*Task to carry out*.
Find the lines holding "einsetzen" and copy them.

* START *

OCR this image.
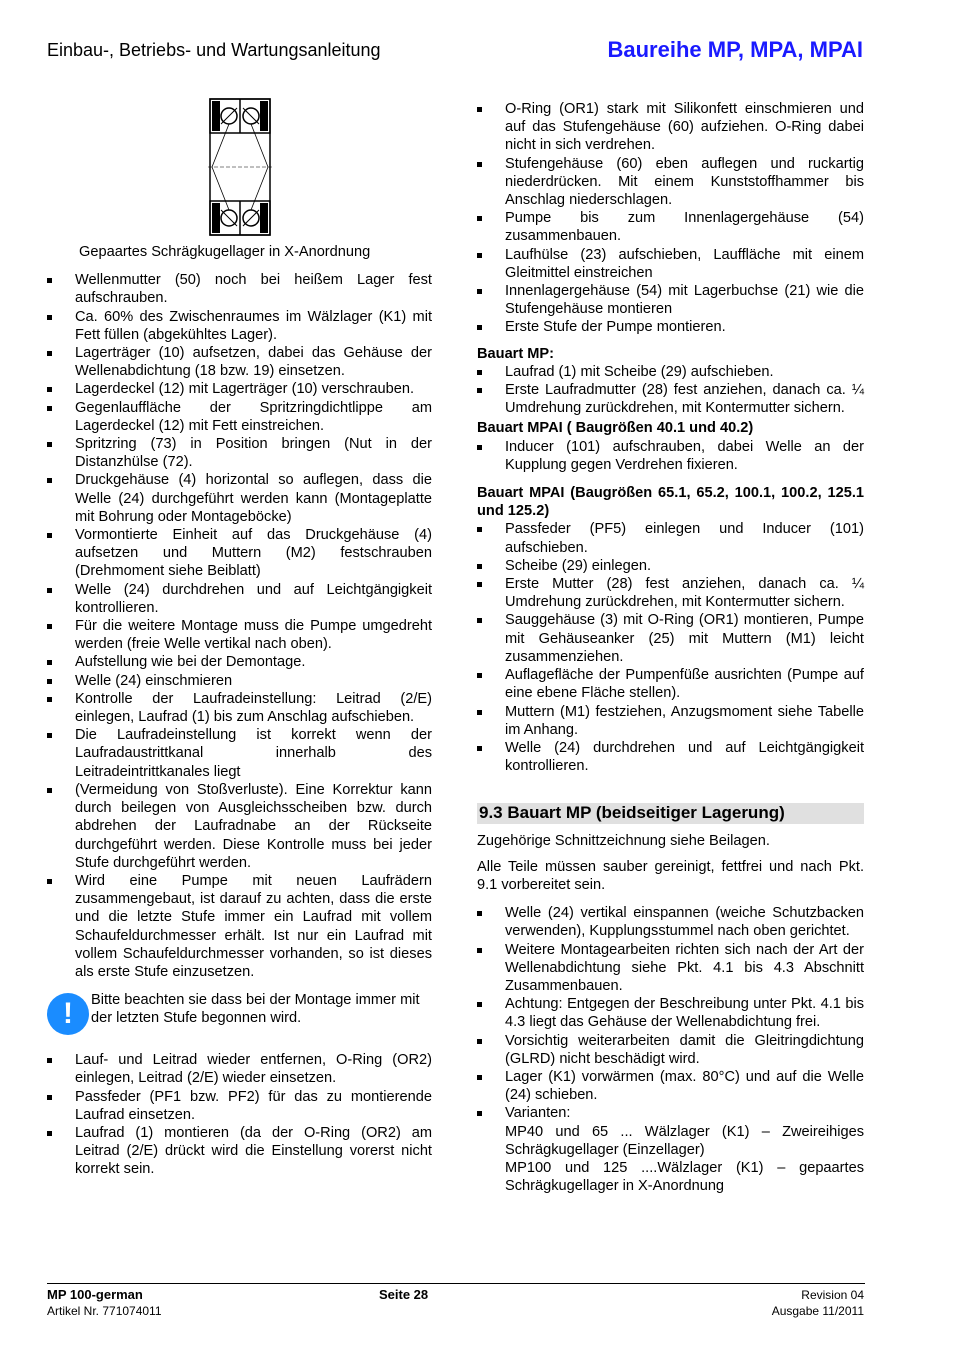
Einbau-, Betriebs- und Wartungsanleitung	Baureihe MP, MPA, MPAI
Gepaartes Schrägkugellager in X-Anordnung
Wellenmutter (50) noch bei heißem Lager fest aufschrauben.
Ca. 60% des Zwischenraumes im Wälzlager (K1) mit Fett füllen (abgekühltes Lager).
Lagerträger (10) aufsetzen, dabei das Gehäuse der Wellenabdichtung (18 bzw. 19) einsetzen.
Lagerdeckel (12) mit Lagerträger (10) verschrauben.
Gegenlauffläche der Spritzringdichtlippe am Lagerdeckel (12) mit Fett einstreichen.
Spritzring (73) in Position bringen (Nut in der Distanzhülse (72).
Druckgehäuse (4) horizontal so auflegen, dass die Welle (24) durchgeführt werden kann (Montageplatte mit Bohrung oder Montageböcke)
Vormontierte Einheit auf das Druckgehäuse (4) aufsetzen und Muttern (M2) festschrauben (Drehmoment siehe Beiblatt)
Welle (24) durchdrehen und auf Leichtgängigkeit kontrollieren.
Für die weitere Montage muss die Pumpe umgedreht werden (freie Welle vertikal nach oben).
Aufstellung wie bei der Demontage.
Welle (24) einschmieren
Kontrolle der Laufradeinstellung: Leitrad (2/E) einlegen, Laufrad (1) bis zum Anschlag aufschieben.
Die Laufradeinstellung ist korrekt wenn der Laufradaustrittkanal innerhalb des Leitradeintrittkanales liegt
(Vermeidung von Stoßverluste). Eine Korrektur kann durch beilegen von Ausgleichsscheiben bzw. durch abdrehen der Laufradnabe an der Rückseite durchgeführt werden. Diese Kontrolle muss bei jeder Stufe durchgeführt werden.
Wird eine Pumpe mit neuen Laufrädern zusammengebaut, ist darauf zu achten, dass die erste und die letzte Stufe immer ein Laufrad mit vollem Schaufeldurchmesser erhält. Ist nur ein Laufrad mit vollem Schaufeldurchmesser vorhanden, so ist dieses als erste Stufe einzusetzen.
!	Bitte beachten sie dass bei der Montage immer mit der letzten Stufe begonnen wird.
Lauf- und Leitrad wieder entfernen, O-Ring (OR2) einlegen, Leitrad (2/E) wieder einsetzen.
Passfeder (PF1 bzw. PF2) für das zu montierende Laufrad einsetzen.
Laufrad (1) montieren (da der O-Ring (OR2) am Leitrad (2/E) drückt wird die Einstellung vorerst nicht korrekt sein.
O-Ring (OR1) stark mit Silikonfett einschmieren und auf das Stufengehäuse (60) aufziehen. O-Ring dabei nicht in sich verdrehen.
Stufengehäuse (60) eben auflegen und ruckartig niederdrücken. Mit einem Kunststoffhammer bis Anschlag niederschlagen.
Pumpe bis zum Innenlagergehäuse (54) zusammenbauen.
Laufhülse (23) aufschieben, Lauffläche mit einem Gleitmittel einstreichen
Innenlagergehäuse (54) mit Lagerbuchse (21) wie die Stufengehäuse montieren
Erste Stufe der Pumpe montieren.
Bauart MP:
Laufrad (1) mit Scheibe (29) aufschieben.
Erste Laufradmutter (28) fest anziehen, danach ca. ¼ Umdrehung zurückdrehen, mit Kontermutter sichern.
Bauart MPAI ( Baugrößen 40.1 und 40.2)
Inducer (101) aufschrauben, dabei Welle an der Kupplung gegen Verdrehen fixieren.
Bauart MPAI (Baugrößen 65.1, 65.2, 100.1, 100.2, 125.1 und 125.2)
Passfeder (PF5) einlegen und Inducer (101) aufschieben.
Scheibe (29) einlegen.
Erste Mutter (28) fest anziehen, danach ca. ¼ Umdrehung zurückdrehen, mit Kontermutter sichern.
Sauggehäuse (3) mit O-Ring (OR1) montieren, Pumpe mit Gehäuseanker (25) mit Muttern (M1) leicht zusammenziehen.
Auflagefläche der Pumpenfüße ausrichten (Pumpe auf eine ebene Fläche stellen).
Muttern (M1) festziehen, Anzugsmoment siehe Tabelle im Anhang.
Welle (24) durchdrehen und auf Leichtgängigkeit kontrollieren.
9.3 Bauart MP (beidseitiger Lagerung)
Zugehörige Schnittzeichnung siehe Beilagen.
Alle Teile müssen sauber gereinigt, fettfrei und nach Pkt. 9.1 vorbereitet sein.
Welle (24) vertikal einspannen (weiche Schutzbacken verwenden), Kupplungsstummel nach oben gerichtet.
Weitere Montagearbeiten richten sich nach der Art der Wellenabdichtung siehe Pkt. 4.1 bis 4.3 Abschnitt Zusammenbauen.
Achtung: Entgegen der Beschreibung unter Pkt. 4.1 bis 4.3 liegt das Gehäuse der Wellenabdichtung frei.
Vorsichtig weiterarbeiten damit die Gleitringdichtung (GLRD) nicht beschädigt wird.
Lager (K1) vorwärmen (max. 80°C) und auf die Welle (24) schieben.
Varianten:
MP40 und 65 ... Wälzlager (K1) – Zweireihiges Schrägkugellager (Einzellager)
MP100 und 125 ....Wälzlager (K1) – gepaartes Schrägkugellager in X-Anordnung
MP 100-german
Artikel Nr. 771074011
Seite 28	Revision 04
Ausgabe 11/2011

* END *

*Response*.
Lagerträger (10) aufsetzen, dabei das Gehäuse der Wellenabdichtung (18 bzw. 19) einsetzen.
Lauf- und Leitrad wieder entfernen, O-Ring (OR2) einlegen, Leitrad (2/E) wieder einsetzen.
Passfeder (PF1 bzw. PF2) für das zu montierende Laufrad einsetzen.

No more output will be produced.